## Start Available records
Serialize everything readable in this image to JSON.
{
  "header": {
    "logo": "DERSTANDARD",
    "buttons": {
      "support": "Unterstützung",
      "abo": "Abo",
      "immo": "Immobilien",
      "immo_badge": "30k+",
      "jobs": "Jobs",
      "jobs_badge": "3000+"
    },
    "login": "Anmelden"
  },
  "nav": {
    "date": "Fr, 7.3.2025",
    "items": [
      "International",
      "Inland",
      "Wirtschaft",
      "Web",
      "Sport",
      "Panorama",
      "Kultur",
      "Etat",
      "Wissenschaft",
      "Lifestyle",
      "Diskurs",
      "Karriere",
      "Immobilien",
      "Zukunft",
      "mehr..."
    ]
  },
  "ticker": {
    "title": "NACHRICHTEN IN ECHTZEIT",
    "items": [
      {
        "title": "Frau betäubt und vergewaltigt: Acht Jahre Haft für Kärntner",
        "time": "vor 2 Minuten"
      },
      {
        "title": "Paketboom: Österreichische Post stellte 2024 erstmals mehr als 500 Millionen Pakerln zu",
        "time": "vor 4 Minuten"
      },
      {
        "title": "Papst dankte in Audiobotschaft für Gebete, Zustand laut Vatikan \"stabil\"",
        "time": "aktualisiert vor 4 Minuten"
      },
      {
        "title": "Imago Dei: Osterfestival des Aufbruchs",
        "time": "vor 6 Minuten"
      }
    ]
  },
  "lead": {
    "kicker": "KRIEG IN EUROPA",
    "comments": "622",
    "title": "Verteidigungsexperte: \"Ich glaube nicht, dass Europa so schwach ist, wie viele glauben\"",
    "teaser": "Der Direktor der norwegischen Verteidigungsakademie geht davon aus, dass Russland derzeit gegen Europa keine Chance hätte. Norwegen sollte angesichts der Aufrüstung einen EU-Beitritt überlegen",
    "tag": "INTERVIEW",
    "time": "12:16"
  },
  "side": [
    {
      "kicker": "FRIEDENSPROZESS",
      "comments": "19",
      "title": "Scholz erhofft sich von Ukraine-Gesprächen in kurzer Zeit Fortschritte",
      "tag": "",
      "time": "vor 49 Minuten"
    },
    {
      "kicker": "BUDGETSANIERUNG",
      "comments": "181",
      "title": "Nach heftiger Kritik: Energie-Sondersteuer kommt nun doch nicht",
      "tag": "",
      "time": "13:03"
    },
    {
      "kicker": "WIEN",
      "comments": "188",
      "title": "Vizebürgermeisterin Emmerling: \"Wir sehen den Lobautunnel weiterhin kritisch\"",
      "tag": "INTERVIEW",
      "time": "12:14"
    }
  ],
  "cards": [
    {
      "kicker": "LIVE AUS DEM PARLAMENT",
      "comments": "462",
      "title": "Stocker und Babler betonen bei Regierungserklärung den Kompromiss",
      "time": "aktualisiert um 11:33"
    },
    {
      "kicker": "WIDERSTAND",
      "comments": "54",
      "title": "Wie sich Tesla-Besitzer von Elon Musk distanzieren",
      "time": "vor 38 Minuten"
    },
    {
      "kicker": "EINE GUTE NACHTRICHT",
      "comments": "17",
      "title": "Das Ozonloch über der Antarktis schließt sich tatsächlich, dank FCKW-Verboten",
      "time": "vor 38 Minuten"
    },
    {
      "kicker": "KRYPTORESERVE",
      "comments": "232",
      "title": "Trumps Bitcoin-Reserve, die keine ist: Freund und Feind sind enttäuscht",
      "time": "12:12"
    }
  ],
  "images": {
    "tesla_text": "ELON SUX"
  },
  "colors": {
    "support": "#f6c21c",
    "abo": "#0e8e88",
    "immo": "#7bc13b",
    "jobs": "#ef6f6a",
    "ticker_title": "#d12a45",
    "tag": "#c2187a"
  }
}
## End Available records
Short exercise -> Type out the full listing again, exactly as given.

Exercise solution ->
Serialize everything readable in this image to JSON.
{
  "header": {
    "logo": "DERSTANDARD",
    "buttons": {
      "support": "Unterstützung",
      "abo": "Abo",
      "immo": "Immobilien",
      "immo_badge": "30k+",
      "jobs": "Jobs",
      "jobs_badge": "3000+"
    },
    "login": "Anmelden"
  },
  "nav": {
    "date": "Fr, 7.3.2025",
    "items": [
      "International",
      "Inland",
      "Wirtschaft",
      "Web",
      "Sport",
      "Panorama",
      "Kultur",
      "Etat",
      "Wissenschaft",
      "Lifestyle",
      "Diskurs",
      "Karriere",
      "Immobilien",
      "Zukunft",
      "mehr..."
    ]
  },
  "ticker": {
    "title": "NACHRICHTEN IN ECHTZEIT",
    "items": [
      {
        "title": "Frau betäubt und vergewaltigt: Acht Jahre Haft für Kärntner",
        "time": "vor 2 Minuten"
      },
      {
        "title": "Paketboom: Österreichische Post stellte 2024 erstmals mehr als 500 Millionen Pakerln zu",
        "time": "vor 4 Minuten"
      },
      {
        "title": "Papst dankte in Audiobotschaft für Gebete, Zustand laut Vatikan \"stabil\"",
        "time": "aktualisiert vor 4 Minuten"
      },
      {
        "title": "Imago Dei: Osterfestival des Aufbruchs",
        "time": "vor 6 Minuten"
      }
    ]
  },
  "lead": {
    "kicker": "KRIEG IN EUROPA",
    "comments": "622",
    "title": "Verteidigungsexperte: \"Ich glaube nicht, dass Europa so schwach ist, wie viele glauben\"",
    "teaser": "Der Direktor der norwegischen Verteidigungsakademie geht davon aus, dass Russland derzeit gegen Europa keine Chance hätte. Norwegen sollte angesichts der Aufrüstung einen EU-Beitritt überlegen",
    "tag": "INTERVIEW",
    "time": "12:16"
  },
  "side": [
    {
      "kicker": "FRIEDENSPROZESS",
      "comments": "19",
      "title": "Scholz erhofft sich von Ukraine-Gesprächen in kurzer Zeit Fortschritte",
      "tag": "",
      "time": "vor 49 Minuten"
    },
    {
      "kicker": "BUDGETSANIERUNG",
      "comments": "181",
      "title": "Nach heftiger Kritik: Energie-Sondersteuer kommt nun doch nicht",
      "tag": "",
      "time": "13:03"
    },
    {
      "kicker": "WIEN",
      "comments": "188",
      "title": "Vizebürgermeisterin Emmerling: \"Wir sehen den Lobautunnel weiterhin kritisch\"",
      "tag": "INTERVIEW",
      "time": "12:14"
    }
  ],
  "cards": [
    {
      "kicker": "LIVE AUS DEM PARLAMENT",
      "comments": "462",
      "title": "Stocker und Babler betonen bei Regierungserklärung den Kompromiss",
      "time": "aktualisiert um 11:33"
    },
    {
      "kicker": "WIDERSTAND",
      "comments": "54",
      "title": "Wie sich Tesla-Besitzer von Elon Musk distanzieren",
      "time": "vor 38 Minuten"
    },
    {
      "kicker": "EINE GUTE NACHTRICHT",
      "comments": "17",
      "title": "Das Ozonloch über der Antarktis schließt sich tatsächlich, dank FCKW-Verboten",
      "time": "vor 38 Minuten"
    },
    {
      "kicker": "KRYPTORESERVE",
      "comments": "232",
      "title": "Trumps Bitcoin-Reserve, die keine ist: Freund und Feind sind enttäuscht",
      "time": "12:12"
    }
  ],
  "images": {
    "tesla_text": "ELON SUX"
  },
  "colors": {
    "support": "#f6c21c",
    "abo": "#0e8e88",
    "immo": "#7bc13b",
    "jobs": "#ef6f6a",
    "ticker_title": "#d12a45",
    "tag": "#c2187a"
  }
}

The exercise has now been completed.